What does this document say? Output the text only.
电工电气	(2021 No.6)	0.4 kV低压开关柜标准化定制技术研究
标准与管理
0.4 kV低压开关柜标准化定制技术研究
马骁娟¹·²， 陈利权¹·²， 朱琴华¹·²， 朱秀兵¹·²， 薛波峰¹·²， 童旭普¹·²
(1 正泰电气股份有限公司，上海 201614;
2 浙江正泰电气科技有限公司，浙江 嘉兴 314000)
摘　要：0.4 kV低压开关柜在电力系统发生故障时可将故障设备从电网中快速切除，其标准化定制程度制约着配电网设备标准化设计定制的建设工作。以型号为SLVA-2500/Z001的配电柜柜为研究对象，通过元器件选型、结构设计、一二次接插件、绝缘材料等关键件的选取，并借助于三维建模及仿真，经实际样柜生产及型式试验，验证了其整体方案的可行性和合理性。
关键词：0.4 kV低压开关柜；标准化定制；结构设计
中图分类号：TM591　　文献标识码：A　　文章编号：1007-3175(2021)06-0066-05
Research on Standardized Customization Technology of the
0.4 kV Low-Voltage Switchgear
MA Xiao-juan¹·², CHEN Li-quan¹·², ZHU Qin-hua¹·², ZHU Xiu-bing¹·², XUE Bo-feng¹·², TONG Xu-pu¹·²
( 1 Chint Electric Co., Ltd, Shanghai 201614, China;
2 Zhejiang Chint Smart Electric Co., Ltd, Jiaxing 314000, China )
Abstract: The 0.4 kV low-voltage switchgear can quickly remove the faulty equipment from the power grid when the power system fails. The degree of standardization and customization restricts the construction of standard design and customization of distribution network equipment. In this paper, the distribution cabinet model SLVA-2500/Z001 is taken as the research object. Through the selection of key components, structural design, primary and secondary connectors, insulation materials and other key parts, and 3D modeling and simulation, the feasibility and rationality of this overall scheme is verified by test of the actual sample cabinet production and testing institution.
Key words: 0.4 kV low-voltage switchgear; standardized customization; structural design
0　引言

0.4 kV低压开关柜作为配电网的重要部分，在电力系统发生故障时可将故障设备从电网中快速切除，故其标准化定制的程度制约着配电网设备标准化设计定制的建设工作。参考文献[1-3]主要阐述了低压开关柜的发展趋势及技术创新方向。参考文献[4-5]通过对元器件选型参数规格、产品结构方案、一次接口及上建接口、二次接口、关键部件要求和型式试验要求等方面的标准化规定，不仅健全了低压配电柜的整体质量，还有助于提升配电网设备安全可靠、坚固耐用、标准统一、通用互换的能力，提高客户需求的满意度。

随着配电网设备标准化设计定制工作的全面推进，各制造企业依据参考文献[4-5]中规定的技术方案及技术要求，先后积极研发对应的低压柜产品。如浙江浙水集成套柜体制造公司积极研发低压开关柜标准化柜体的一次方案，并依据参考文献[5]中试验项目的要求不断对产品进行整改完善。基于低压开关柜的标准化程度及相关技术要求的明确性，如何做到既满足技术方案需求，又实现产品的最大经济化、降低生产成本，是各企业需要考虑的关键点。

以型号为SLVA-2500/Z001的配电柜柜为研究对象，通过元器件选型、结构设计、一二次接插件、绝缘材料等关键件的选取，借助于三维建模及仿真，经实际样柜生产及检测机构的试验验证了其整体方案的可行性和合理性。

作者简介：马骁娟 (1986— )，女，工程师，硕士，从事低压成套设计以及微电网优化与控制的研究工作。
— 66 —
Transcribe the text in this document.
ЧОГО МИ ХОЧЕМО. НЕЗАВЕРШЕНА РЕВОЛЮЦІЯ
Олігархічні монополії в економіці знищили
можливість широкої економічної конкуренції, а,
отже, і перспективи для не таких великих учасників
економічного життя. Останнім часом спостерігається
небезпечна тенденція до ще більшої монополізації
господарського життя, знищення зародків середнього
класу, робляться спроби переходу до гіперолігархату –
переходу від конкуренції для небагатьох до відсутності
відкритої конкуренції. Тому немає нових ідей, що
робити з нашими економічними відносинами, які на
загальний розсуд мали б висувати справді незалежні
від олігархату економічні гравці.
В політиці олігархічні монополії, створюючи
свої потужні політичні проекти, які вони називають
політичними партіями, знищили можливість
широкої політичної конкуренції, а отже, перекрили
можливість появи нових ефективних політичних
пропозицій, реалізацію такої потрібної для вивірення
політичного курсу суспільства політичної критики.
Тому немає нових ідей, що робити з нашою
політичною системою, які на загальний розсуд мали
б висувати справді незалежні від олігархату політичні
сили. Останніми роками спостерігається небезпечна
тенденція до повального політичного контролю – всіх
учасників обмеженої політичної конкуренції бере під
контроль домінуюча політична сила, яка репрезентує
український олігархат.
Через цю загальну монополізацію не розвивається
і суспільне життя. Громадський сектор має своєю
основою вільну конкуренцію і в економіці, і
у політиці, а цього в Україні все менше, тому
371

• YOUR TASK
Each line in the entries above that includes the string "мали" should be extracted.

• SOLUTION FOR THIS EXERCISE
загальний розсуд мали б висувати справді незалежні
політичною системою, які на загальний розсуд мали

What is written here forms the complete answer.